----- DATASET RECORDS -----

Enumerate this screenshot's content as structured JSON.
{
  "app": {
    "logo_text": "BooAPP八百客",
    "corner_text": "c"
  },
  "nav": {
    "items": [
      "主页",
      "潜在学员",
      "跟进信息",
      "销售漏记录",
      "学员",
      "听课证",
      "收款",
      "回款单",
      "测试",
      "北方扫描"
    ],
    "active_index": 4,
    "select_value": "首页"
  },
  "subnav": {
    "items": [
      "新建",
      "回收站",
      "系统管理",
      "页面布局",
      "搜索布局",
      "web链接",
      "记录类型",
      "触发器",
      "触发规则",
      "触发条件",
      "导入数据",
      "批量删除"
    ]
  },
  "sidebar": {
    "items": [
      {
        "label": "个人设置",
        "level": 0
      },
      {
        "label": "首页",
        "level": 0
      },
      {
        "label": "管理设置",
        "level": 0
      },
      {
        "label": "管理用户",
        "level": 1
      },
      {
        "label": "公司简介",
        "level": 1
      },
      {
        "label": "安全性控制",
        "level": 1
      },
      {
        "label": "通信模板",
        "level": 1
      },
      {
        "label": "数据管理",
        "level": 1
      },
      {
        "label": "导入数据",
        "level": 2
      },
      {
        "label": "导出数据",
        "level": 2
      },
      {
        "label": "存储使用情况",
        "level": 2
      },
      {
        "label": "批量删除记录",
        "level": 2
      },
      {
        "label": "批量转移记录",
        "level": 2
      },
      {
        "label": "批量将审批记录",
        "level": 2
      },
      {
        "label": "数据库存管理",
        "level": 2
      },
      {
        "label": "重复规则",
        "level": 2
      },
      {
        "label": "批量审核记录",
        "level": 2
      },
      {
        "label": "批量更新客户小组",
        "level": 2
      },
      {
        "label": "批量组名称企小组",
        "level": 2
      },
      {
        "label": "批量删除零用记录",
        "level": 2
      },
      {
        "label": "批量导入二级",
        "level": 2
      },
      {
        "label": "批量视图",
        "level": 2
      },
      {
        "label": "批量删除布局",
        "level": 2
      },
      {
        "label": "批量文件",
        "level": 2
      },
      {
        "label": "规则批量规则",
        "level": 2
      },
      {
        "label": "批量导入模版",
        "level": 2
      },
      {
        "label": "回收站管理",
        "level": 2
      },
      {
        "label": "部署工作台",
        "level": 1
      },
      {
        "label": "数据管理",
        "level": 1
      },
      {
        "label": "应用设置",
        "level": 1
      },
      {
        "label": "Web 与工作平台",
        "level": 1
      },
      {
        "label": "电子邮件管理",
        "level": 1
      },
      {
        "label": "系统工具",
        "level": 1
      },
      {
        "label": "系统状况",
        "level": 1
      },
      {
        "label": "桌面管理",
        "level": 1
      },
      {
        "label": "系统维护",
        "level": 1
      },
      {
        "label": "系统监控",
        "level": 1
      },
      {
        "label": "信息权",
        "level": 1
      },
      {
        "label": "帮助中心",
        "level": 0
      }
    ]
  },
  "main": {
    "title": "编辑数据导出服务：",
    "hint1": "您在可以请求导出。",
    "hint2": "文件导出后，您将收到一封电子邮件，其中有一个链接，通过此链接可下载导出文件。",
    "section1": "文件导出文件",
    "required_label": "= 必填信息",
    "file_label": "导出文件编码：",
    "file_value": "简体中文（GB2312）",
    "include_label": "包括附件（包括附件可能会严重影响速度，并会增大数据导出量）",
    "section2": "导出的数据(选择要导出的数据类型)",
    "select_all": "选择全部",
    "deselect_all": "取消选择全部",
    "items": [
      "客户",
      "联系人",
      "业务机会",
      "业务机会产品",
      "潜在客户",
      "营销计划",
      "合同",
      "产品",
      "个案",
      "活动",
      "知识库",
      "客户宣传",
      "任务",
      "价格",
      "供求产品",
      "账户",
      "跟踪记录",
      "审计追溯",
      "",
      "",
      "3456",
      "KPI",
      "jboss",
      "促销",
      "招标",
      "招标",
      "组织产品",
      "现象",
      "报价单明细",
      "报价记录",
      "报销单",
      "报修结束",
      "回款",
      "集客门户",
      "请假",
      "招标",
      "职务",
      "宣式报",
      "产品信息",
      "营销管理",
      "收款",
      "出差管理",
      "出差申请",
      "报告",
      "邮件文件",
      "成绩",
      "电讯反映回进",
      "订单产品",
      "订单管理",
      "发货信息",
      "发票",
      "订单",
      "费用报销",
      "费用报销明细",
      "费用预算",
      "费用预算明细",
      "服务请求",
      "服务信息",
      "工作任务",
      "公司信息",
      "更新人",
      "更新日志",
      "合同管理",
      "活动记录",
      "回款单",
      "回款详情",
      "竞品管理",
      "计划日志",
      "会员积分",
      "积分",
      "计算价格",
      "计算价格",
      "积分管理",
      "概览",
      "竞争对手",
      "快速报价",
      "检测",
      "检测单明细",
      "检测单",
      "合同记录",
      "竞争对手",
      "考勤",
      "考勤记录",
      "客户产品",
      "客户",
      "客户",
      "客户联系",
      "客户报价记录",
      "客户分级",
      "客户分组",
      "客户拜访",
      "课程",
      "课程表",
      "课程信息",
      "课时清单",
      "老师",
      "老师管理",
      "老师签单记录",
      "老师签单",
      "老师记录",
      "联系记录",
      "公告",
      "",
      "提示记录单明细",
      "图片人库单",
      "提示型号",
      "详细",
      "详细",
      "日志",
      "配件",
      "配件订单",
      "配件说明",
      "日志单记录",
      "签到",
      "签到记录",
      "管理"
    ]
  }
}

-----

■ WHAT IS EXPECTED: Write all of the records out again exactly.

■ SOLUTION TO THE EXERCISE:
Enumerate this screenshot's content as structured JSON.
{
  "app": {
    "logo_text": "BooAPP八百客",
    "corner_text": "c"
  },
  "nav": {
    "items": [
      "主页",
      "潜在学员",
      "跟进信息",
      "销售漏记录",
      "学员",
      "听课证",
      "收款",
      "回款单",
      "测试",
      "北方扫描"
    ],
    "active_index": 4,
    "select_value": "首页"
  },
  "subnav": {
    "items": [
      "新建",
      "回收站",
      "系统管理",
      "页面布局",
      "搜索布局",
      "web链接",
      "记录类型",
      "触发器",
      "触发规则",
      "触发条件",
      "导入数据",
      "批量删除"
    ]
  },
  "sidebar": {
    "items": [
      {
        "label": "个人设置",
        "level": 0
      },
      {
        "label": "首页",
        "level": 0
      },
      {
        "label": "管理设置",
        "level": 0
      },
      {
        "label": "管理用户",
        "level": 1
      },
      {
        "label": "公司简介",
        "level": 1
      },
      {
        "label": "安全性控制",
        "level": 1
      },
      {
        "label": "通信模板",
        "level": 1
      },
      {
        "label": "数据管理",
        "level": 1
      },
      {
        "label": "导入数据",
        "level": 2
      },
      {
        "label": "导出数据",
        "level": 2
      },
      {
        "label": "存储使用情况",
        "level": 2
      },
      {
        "label": "批量删除记录",
        "level": 2
      },
      {
        "label": "批量转移记录",
        "level": 2
      },
      {
        "label": "批量将审批记录",
        "level": 2
      },
      {
        "label": "数据库存管理",
        "level": 2
      },
      {
        "label": "重复规则",
        "level": 2
      },
      {
        "label": "批量审核记录",
        "level": 2
      },
      {
        "label": "批量更新客户小组",
        "level": 2
      },
      {
        "label": "批量组名称企小组",
        "level": 2
      },
      {
        "label": "批量删除零用记录",
        "level": 2
      },
      {
        "label": "批量导入二级",
        "level": 2
      },
      {
        "label": "批量视图",
        "level": 2
      },
      {
        "label": "批量删除布局",
        "level": 2
      },
      {
        "label": "批量文件",
        "level": 2
      },
      {
        "label": "规则批量规则",
        "level": 2
      },
      {
        "label": "批量导入模版",
        "level": 2
      },
      {
        "label": "回收站管理",
        "level": 2
      },
      {
        "label": "部署工作台",
        "level": 1
      },
      {
        "label": "数据管理",
        "level": 1
      },
      {
        "label": "应用设置",
        "level": 1
      },
      {
        "label": "Web 与工作平台",
        "level": 1
      },
      {
        "label": "电子邮件管理",
        "level": 1
      },
      {
        "label": "系统工具",
        "level": 1
      },
      {
        "label": "系统状况",
        "level": 1
      },
      {
        "label": "桌面管理",
        "level": 1
      },
      {
        "label": "系统维护",
        "level": 1
      },
      {
        "label": "系统监控",
        "level": 1
      },
      {
        "label": "信息权",
        "level": 1
      },
      {
        "label": "帮助中心",
        "level": 0
      }
    ]
  },
  "main": {
    "title": "编辑数据导出服务：",
    "hint1": "您在可以请求导出。",
    "hint2": "文件导出后，您将收到一封电子邮件，其中有一个链接，通过此链接可下载导出文件。",
    "section1": "文件导出文件",
    "required_label": "= 必填信息",
    "file_label": "导出文件编码：",
    "file_value": "简体中文（GB2312）",
    "include_label": "包括附件（包括附件可能会严重影响速度，并会增大数据导出量）",
    "section2": "导出的数据(选择要导出的数据类型)",
    "select_all": "选择全部",
    "deselect_all": "取消选择全部",
    "items": [
      "客户",
      "联系人",
      "业务机会",
      "业务机会产品",
      "潜在客户",
      "营销计划",
      "合同",
      "产品",
      "个案",
      "活动",
      "知识库",
      "客户宣传",
      "任务",
      "价格",
      "供求产品",
      "账户",
      "跟踪记录",
      "审计追溯",
      "",
      "",
      "3456",
      "KPI",
      "jboss",
      "促销",
      "招标",
      "招标",
      "组织产品",
      "现象",
      "报价单明细",
      "报价记录",
      "报销单",
      "报修结束",
      "回款",
      "集客门户",
      "请假",
      "招标",
      "职务",
      "宣式报",
      "产品信息",
      "营销管理",
      "收款",
      "出差管理",
      "出差申请",
      "报告",
      "邮件文件",
      "成绩",
      "电讯反映回进",
      "订单产品",
      "订单管理",
      "发货信息",
      "发票",
      "订单",
      "费用报销",
      "费用报销明细",
      "费用预算",
      "费用预算明细",
      "服务请求",
      "服务信息",
      "工作任务",
      "公司信息",
      "更新人",
      "更新日志",
      "合同管理",
      "活动记录",
      "回款单",
      "回款详情",
      "竞品管理",
      "计划日志",
      "会员积分",
      "积分",
      "计算价格",
      "计算价格",
      "积分管理",
      "概览",
      "竞争对手",
      "快速报价",
      "检测",
      "检测单明细",
      "检测单",
      "合同记录",
      "竞争对手",
      "考勤",
      "考勤记录",
      "客户产品",
      "客户",
      "客户",
      "客户联系",
      "客户报价记录",
      "客户分级",
      "客户分组",
      "客户拜访",
      "课程",
      "课程表",
      "课程信息",
      "课时清单",
      "老师",
      "老师管理",
      "老师签单记录",
      "老师签单",
      "老师记录",
      "联系记录",
      "公告",
      "",
      "提示记录单明细",
      "图片人库单",
      "提示型号",
      "详细",
      "详细",
      "日志",
      "配件",
      "配件订单",
      "配件说明",
      "日志单记录",
      "签到",
      "签到记录",
      "管理"
    ]
  }
}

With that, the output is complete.